* **Sua tarefa**: Escreva a continuação do texto sobre liquidação de sentença em ações coletivas trabalhistas a partir da última frase mostrada.

* **Trecho do documento**:

---+---

Nesse sentido, fora aprovado o Enunciado n. 8 da Jornada Nacional de Execução Trabalhista, in verbis:

AÇÕES COLETIVAS. LIQUIDAÇÃO DE SENTENÇA. Na liquidação de sentença nas ações coletivas para tutela de interesses individuais homogêneos (substituição processual), aplica-se o microssistema do processo coletivo brasileiro (Constituição Federal art. 8º, 129, III, § 1º; Lei n. 7.347/1985 e Lei n. 8.078/1990).

Como os destinatários do direito fixados na sentença genérica não estão identificados, tampouco a extensão do direito de cada um deles, há necessidade de se realizar a liquidação por artigos.

A Consolidação das Leis do Trabalho admite a liquidação por artigos (art. 879, caput), mas não disciplina seu procedimento. Portanto, necessário recorrer ao Código de Processo Civil (art. 769 da CLT).

---+---

* **Linhas armazenadas**:
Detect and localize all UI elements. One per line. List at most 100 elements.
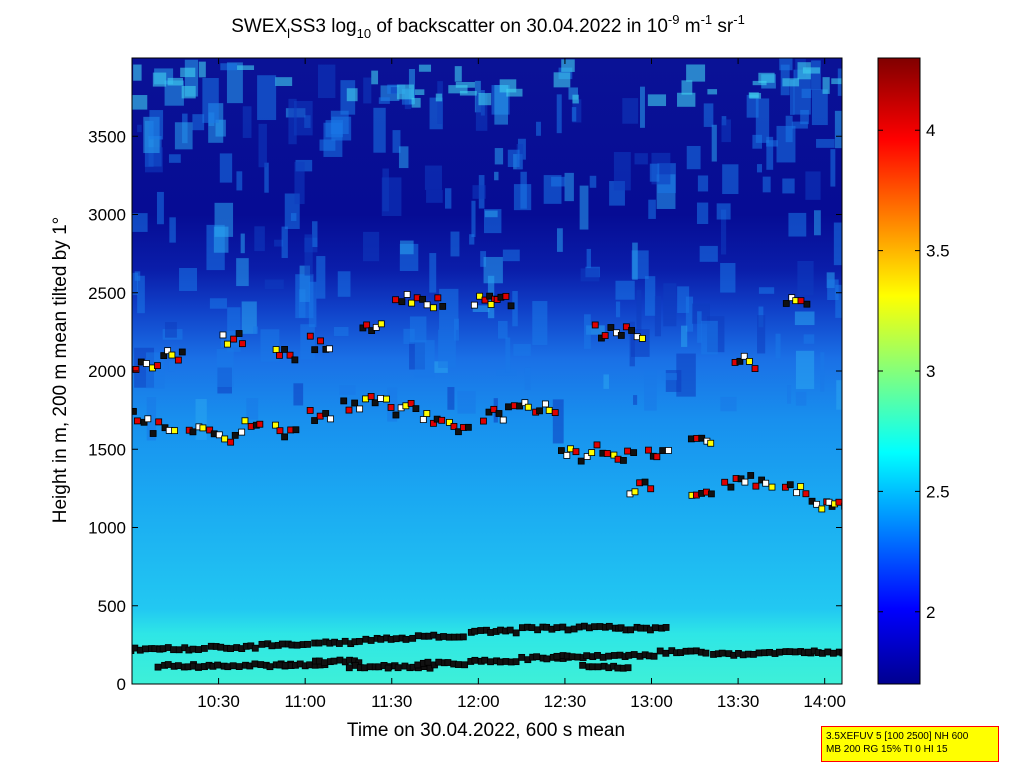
layer-point	[215, 431, 223, 439]
texture-patch	[711, 124, 717, 162]
layer-point	[235, 663, 243, 670]
texture-patch	[622, 98, 639, 124]
layer-point	[195, 646, 202, 653]
texture-patch	[426, 190, 443, 203]
layer-point	[330, 657, 338, 665]
y-tick-label: 500	[98, 597, 126, 616]
texture-patch	[512, 290, 518, 327]
layer-point	[306, 661, 314, 669]
layer-point	[459, 633, 467, 641]
layer-point	[326, 345, 333, 353]
layer-point	[206, 426, 214, 434]
layer-point	[476, 292, 484, 300]
texture-patch	[275, 77, 293, 86]
layer-point	[276, 351, 283, 359]
y-axis-title: Height in m, 200 m mean tilted by 1°	[50, 217, 71, 523]
layer-point	[423, 410, 431, 417]
layer-point	[174, 356, 182, 364]
layer-point	[786, 481, 794, 489]
layer-point	[583, 652, 591, 660]
layer-point	[321, 659, 328, 667]
layer-point	[637, 624, 645, 632]
layer-point	[495, 410, 503, 417]
layer-point	[480, 417, 487, 425]
layer-point	[628, 327, 635, 334]
layer-point	[455, 661, 462, 668]
layer-point	[227, 645, 234, 652]
layer-point	[133, 417, 141, 425]
layer-point	[125, 415, 131, 421]
layer-point	[553, 652, 561, 660]
plot-area	[125, 57, 851, 685]
layer-point	[605, 652, 612, 660]
layer-point	[653, 453, 661, 461]
texture-patch	[532, 301, 548, 346]
layer-point	[579, 661, 587, 669]
layer-point	[601, 332, 609, 339]
layer-point	[372, 323, 380, 331]
texture-patch	[805, 171, 821, 200]
layer-point	[656, 647, 664, 655]
layer-point	[371, 399, 379, 407]
texture-patch	[424, 165, 442, 190]
layer-point	[545, 406, 553, 414]
texture-patch	[373, 107, 386, 153]
layer-point	[803, 300, 811, 308]
x-tick-label: 11:30	[371, 692, 412, 711]
layer-point	[434, 294, 442, 302]
layer-point	[558, 447, 565, 454]
layer-point	[572, 448, 580, 456]
layer-point	[665, 447, 672, 454]
layer-point	[804, 648, 812, 656]
layer-point	[132, 366, 140, 373]
texture-patch	[782, 178, 795, 194]
colorbar-tick-label: 3	[926, 362, 935, 381]
layer-point	[341, 637, 349, 645]
info-line-1: 3.5XEFUV 5 [100 2500] NH 600	[826, 731, 969, 742]
colorbar-tick-label: 2.5	[926, 482, 950, 501]
layer-point	[507, 302, 515, 310]
texture-patch	[226, 62, 243, 104]
layer-point	[160, 352, 168, 360]
layer-point	[594, 652, 601, 659]
texture-patch	[241, 301, 257, 334]
layer-point	[593, 441, 601, 449]
y-tick-label: 1500	[88, 440, 126, 459]
colorbar-gradient	[877, 57, 921, 685]
layer-point	[496, 658, 504, 666]
layer-point	[140, 418, 148, 426]
layer-point	[528, 624, 536, 631]
texture-patch	[811, 60, 821, 90]
texture-patch	[457, 390, 476, 414]
layer-point	[327, 415, 334, 423]
texture-patch	[219, 153, 233, 183]
texture-patch	[418, 64, 432, 72]
layer-point	[174, 662, 182, 670]
layer-point	[751, 365, 759, 372]
layer-point	[835, 498, 842, 506]
layer-point	[551, 409, 559, 417]
x-tick-label: 12:00	[457, 692, 500, 711]
layer-point	[144, 415, 152, 423]
texture-patch	[820, 352, 825, 392]
texture-patch	[133, 64, 142, 81]
texture-patch	[758, 72, 775, 83]
layer-point	[813, 500, 821, 508]
texture-patch	[603, 374, 609, 389]
layer-point	[845, 649, 851, 655]
colorbar: 2 2.5 3 3.5 4	[877, 57, 950, 685]
layer-point	[487, 658, 494, 666]
y-tick-label: 0	[117, 675, 126, 694]
texture-patch	[766, 136, 774, 170]
texture-patch	[236, 258, 249, 287]
backscatter-texture	[132, 58, 842, 444]
layer-point	[455, 428, 462, 436]
texture-patch	[400, 240, 414, 255]
texture-patch	[152, 72, 167, 87]
layer-point	[707, 439, 715, 447]
layer-point	[741, 478, 749, 486]
layer-point	[409, 634, 417, 642]
layer-point	[322, 410, 330, 417]
texture-patch	[644, 370, 657, 411]
texture-patch	[762, 176, 771, 193]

---+---

* **Resposta do exercício**:
Assevera o art. 509, II, do CPC:

Quando a sentença condenar ao pagamento de quantia ilíquida, proceder-se-á à sua liquidação, a requerimento do credor ou do devedor:

(...) II - pelo procedimento comum, quando houver necessidade de alegar e provar fato novo.

O CPC de 2015 substitui a expressão liquidação por artigos, consagrada no CPC anterior, por liquidação pelo procedimento comum. Entretanto, manteve a mesma sistemática do procedimento.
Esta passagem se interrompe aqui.